■ **STATED TASK**
Show all lines that include the string "SLIM"; copy each one.

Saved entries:
++++++++++++++++++++
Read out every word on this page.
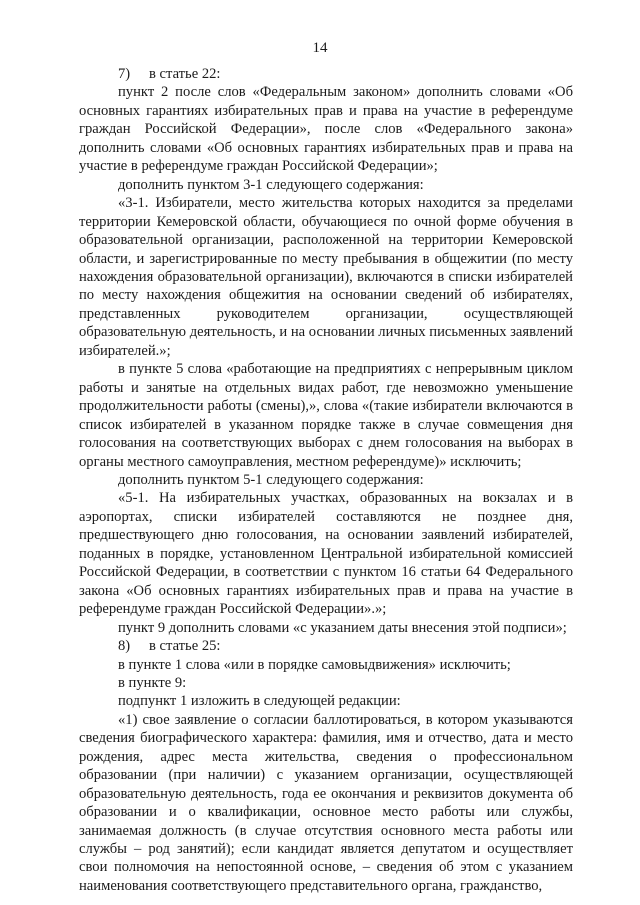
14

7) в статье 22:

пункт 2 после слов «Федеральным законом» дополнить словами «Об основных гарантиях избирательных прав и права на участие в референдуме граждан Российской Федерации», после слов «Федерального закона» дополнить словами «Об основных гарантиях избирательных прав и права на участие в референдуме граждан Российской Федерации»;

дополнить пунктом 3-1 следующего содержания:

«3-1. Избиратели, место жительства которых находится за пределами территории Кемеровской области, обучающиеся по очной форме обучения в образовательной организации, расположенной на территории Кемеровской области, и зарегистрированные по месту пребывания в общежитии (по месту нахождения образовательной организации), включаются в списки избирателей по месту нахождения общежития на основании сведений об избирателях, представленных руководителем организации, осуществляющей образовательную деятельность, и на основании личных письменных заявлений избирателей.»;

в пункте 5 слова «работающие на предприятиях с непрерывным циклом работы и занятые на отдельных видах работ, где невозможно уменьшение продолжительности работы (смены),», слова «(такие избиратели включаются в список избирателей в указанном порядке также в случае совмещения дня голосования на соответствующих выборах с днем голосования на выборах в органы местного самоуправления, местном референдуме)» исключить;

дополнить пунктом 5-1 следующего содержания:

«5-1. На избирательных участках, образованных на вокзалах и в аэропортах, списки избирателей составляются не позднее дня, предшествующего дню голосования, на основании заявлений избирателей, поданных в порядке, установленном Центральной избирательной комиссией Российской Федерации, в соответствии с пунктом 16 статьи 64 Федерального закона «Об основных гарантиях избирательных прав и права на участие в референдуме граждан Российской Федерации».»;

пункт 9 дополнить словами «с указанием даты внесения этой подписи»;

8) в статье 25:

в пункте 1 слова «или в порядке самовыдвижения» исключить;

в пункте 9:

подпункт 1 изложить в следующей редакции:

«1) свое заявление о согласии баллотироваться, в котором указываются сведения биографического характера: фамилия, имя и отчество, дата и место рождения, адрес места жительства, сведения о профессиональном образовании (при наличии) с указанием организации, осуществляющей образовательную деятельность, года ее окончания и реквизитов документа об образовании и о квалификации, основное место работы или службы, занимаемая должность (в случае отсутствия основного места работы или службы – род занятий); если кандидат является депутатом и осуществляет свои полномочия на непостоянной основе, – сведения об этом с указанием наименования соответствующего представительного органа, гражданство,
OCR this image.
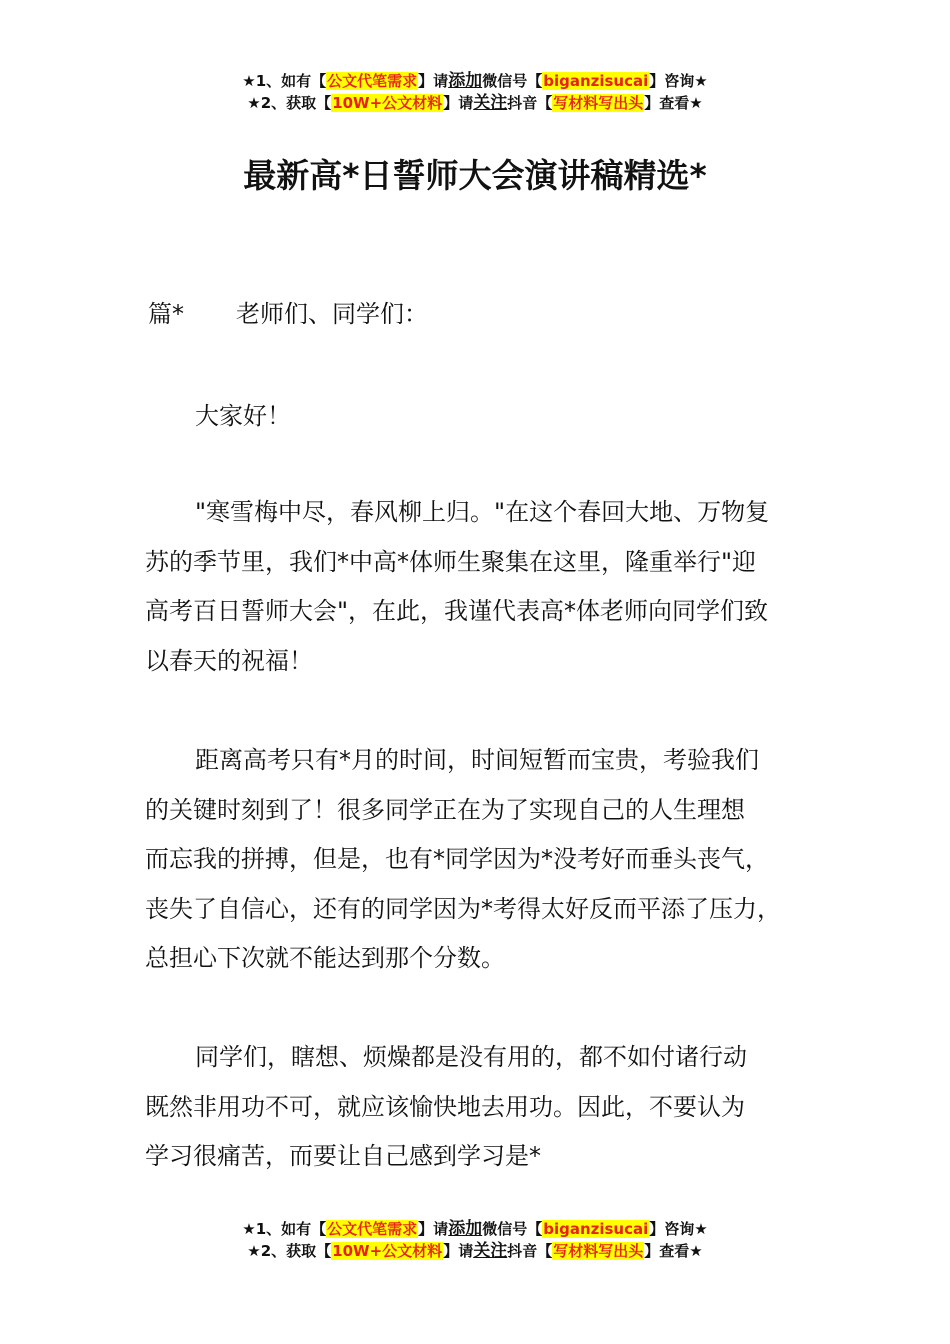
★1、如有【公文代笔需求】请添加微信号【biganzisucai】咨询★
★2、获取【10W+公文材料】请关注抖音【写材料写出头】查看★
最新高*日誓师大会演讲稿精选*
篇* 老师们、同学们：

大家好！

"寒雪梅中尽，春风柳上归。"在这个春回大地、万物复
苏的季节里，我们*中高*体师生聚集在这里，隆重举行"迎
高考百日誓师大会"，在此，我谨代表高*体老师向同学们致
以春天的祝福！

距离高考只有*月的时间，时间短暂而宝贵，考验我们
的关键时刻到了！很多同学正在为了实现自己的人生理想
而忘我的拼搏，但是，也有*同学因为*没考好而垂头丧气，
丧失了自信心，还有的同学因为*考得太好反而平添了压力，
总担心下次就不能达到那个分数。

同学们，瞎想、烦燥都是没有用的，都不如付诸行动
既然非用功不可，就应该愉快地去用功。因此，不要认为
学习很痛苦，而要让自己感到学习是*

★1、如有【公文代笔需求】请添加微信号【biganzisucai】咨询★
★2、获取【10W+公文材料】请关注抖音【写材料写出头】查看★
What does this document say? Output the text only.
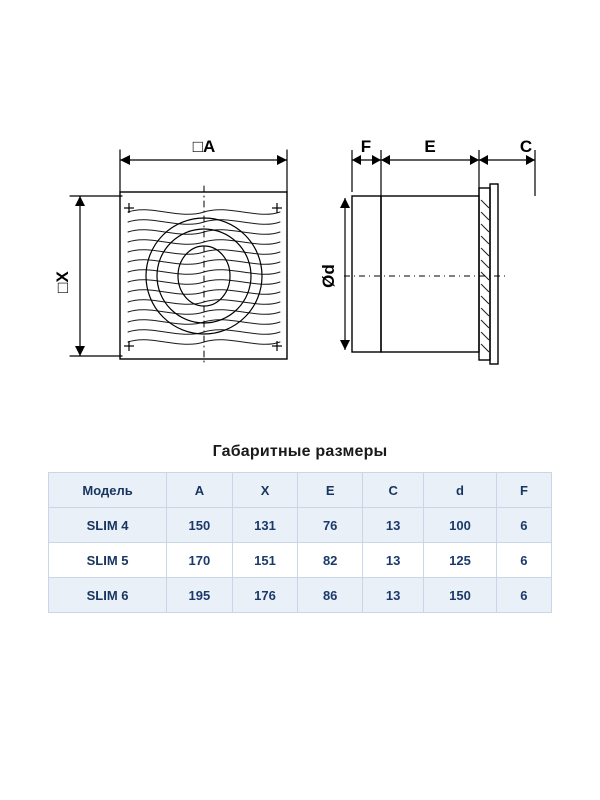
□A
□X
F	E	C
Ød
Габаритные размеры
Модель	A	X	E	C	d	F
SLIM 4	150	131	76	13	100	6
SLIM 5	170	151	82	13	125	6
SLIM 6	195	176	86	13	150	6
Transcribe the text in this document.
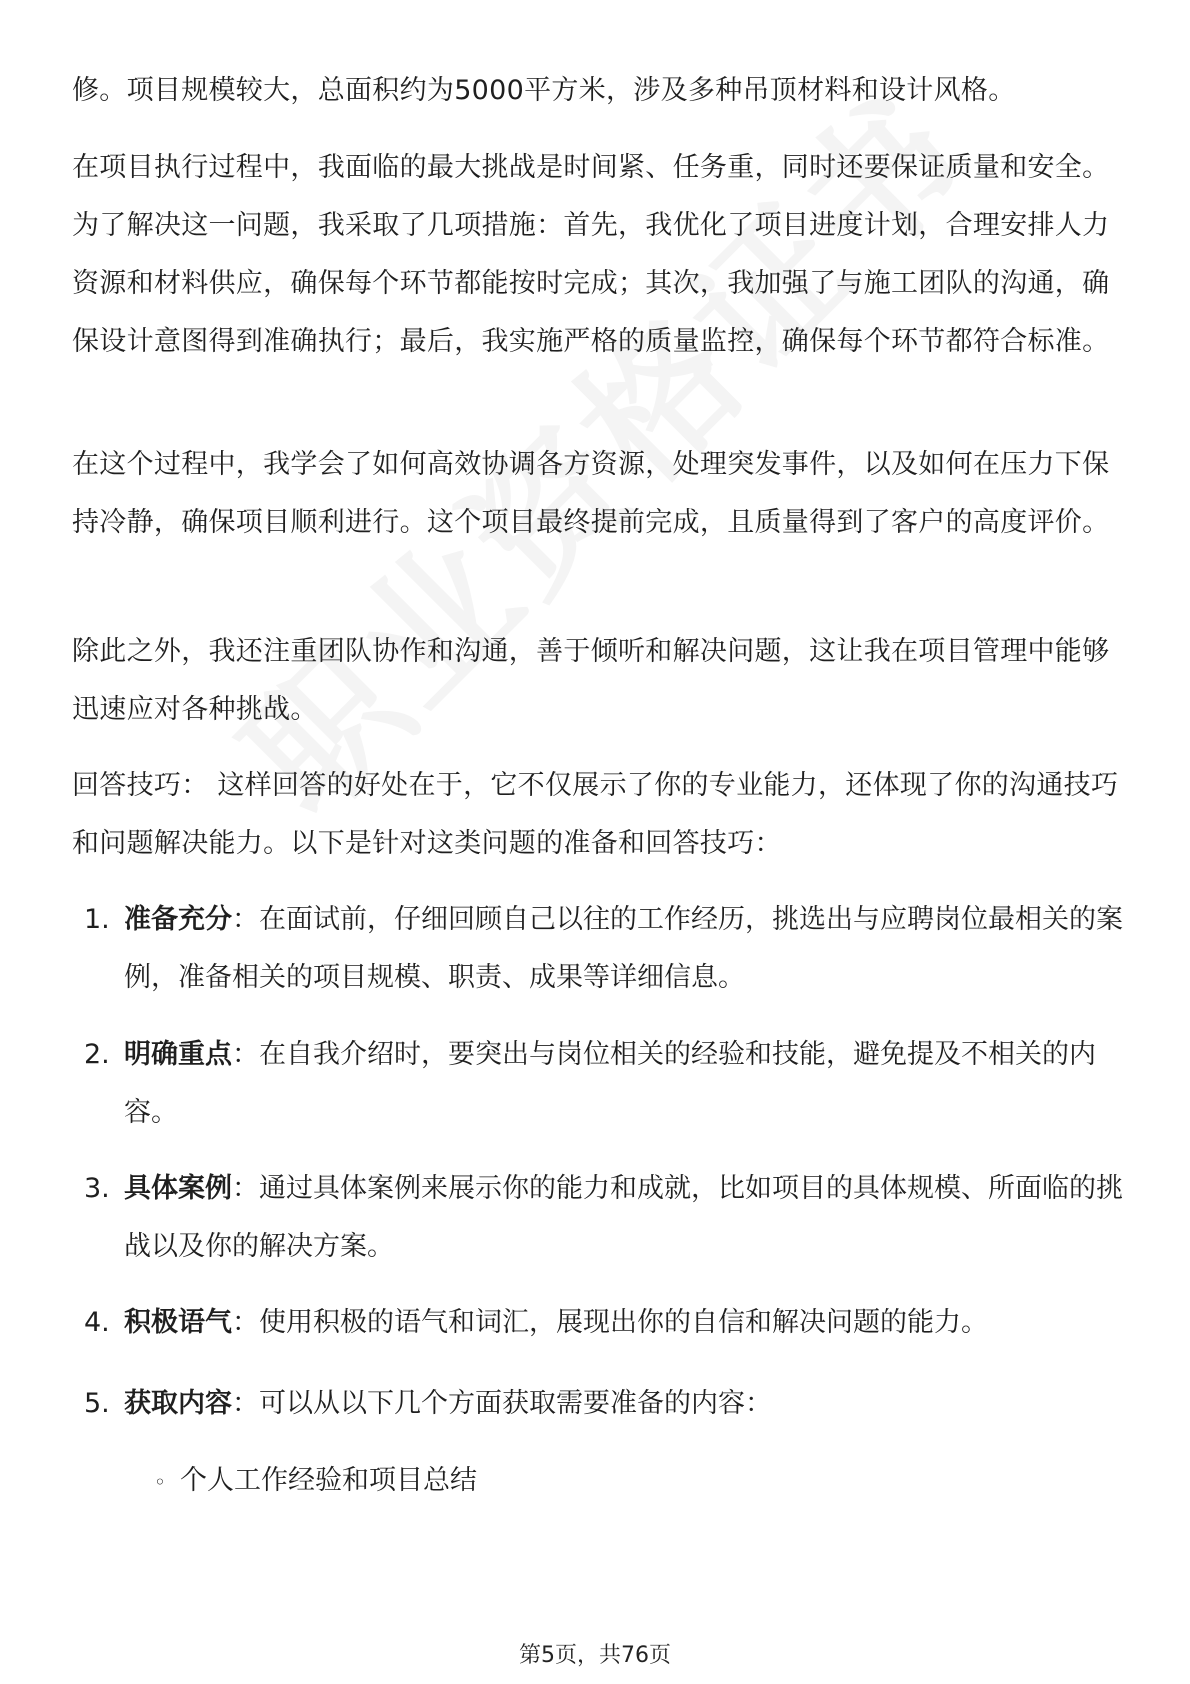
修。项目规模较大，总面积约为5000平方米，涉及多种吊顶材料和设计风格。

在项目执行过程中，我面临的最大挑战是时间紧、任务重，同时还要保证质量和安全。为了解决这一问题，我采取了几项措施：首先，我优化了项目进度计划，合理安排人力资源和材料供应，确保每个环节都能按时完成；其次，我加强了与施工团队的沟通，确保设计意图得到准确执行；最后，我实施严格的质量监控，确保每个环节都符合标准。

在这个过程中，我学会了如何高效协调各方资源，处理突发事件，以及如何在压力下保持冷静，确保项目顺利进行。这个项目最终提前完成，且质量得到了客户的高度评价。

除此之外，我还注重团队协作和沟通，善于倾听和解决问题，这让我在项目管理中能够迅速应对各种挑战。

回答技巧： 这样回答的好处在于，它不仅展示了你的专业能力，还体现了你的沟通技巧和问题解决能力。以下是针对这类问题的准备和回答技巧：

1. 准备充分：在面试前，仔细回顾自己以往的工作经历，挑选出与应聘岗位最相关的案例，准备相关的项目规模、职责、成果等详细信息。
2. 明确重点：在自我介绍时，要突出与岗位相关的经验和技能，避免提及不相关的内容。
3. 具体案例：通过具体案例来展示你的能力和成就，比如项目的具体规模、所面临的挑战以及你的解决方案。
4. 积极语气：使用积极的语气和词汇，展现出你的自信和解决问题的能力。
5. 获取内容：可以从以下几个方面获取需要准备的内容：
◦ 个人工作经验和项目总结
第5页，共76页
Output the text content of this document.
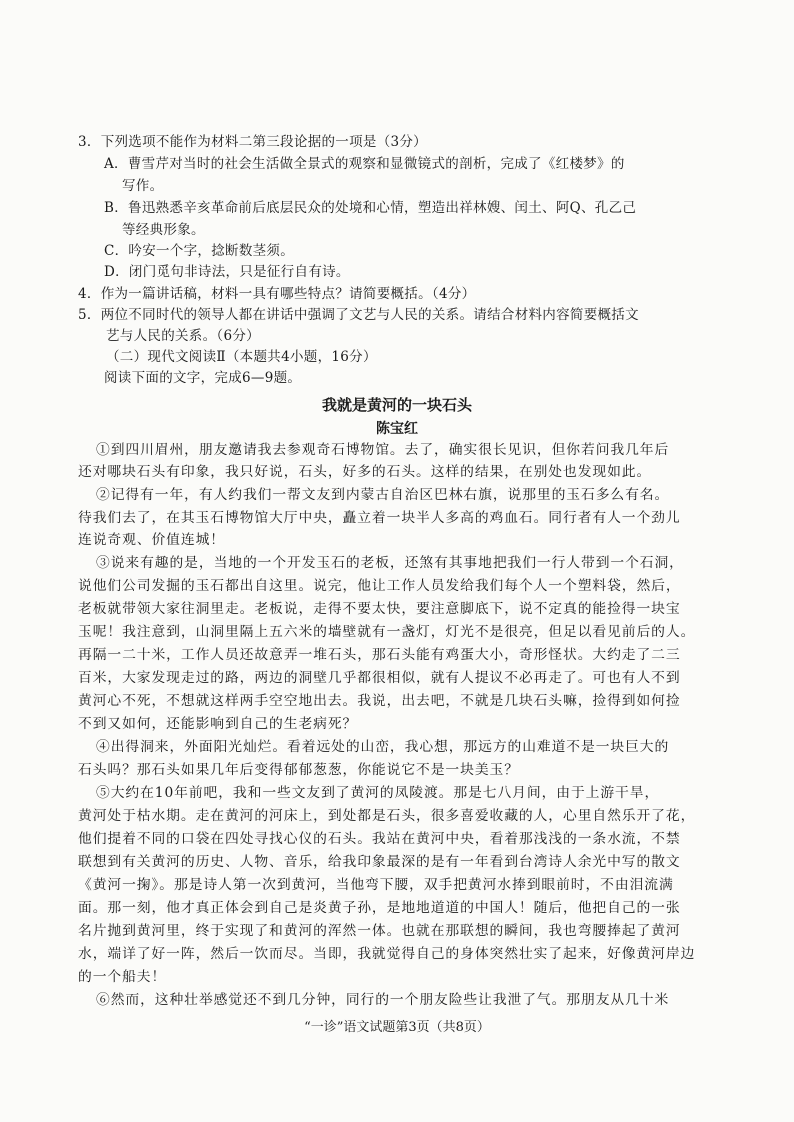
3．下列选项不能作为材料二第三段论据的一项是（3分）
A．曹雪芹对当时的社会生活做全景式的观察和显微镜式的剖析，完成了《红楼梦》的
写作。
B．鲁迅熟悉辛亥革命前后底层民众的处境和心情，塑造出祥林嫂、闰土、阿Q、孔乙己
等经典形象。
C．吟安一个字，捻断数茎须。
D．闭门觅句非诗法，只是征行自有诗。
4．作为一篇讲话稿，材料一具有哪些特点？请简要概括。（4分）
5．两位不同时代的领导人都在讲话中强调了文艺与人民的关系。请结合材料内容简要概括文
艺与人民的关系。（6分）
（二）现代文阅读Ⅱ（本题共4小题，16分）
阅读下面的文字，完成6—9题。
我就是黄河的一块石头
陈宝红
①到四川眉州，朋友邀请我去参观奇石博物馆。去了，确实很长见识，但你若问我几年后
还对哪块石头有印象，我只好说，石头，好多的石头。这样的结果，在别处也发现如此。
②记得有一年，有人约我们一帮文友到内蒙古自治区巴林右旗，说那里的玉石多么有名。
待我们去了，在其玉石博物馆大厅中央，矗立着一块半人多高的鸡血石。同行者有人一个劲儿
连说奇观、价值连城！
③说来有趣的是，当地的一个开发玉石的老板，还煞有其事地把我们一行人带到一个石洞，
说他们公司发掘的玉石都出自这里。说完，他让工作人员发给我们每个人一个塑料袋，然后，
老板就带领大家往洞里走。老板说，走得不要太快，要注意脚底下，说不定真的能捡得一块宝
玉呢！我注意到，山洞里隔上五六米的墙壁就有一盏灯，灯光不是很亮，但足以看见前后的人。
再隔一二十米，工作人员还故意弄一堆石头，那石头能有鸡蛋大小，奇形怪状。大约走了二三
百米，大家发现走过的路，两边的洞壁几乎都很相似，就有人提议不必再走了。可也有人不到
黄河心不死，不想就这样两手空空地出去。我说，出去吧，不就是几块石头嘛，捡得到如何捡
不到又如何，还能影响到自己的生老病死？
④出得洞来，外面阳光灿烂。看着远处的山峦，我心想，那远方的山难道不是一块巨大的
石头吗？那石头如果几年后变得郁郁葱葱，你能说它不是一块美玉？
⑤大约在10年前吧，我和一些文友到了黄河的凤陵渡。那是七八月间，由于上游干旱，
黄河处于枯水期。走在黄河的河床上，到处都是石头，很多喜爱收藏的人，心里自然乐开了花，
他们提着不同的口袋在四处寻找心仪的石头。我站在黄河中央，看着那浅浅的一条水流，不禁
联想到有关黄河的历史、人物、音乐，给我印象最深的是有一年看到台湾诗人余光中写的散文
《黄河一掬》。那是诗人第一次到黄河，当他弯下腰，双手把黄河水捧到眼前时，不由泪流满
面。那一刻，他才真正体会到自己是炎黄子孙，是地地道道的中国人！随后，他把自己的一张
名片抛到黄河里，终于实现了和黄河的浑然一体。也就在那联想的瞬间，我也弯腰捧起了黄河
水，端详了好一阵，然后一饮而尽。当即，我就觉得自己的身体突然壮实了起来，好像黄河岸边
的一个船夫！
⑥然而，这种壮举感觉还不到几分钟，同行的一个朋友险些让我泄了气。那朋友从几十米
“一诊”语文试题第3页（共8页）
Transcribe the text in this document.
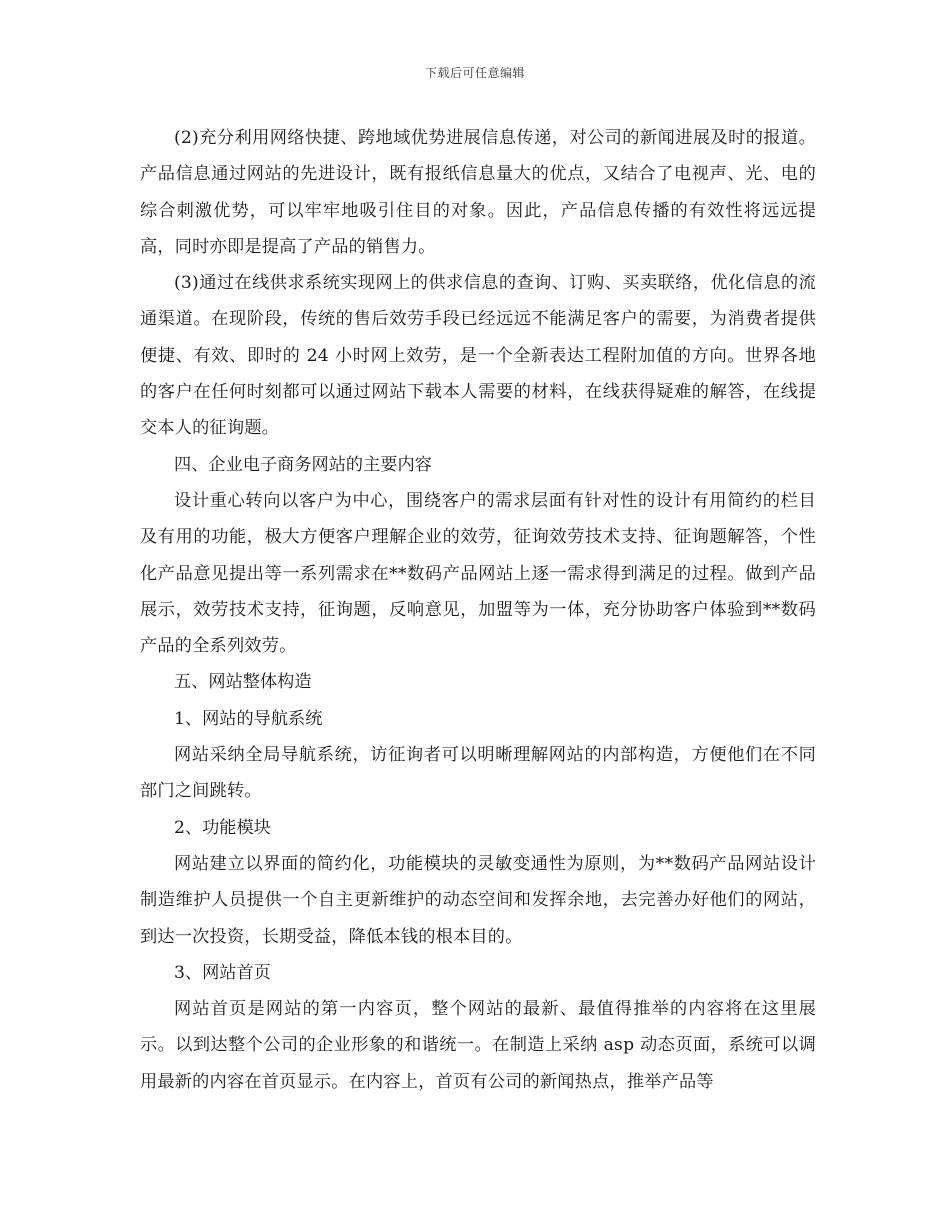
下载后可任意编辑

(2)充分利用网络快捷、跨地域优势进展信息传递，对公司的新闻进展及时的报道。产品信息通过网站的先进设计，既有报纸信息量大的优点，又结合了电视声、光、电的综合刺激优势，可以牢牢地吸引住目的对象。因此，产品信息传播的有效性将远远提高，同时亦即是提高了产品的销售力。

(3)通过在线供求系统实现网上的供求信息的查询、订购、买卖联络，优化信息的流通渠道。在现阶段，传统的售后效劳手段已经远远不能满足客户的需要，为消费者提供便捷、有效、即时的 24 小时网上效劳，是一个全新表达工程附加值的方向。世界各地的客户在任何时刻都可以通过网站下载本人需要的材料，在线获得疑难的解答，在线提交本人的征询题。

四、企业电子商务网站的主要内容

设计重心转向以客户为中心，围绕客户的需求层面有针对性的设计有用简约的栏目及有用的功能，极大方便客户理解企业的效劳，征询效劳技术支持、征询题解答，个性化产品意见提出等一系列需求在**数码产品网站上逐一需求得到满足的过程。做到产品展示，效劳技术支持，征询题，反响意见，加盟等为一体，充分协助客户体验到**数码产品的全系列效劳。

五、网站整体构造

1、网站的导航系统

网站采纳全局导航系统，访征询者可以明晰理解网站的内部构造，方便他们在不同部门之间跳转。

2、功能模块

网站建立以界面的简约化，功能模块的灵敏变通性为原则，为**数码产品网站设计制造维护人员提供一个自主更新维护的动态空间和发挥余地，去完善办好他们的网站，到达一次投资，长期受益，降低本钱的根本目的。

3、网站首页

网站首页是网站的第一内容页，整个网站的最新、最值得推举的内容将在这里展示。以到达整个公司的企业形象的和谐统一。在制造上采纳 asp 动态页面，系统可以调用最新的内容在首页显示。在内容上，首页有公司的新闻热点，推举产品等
++++++++++++++++++++
■ **OUTPUT FOR THIS EXERCISE**
SLIM 4	150	131	76	13	100	6
SLIM 5	170	151	82	13	125	6
SLIM 6	195	176	86	13	150	6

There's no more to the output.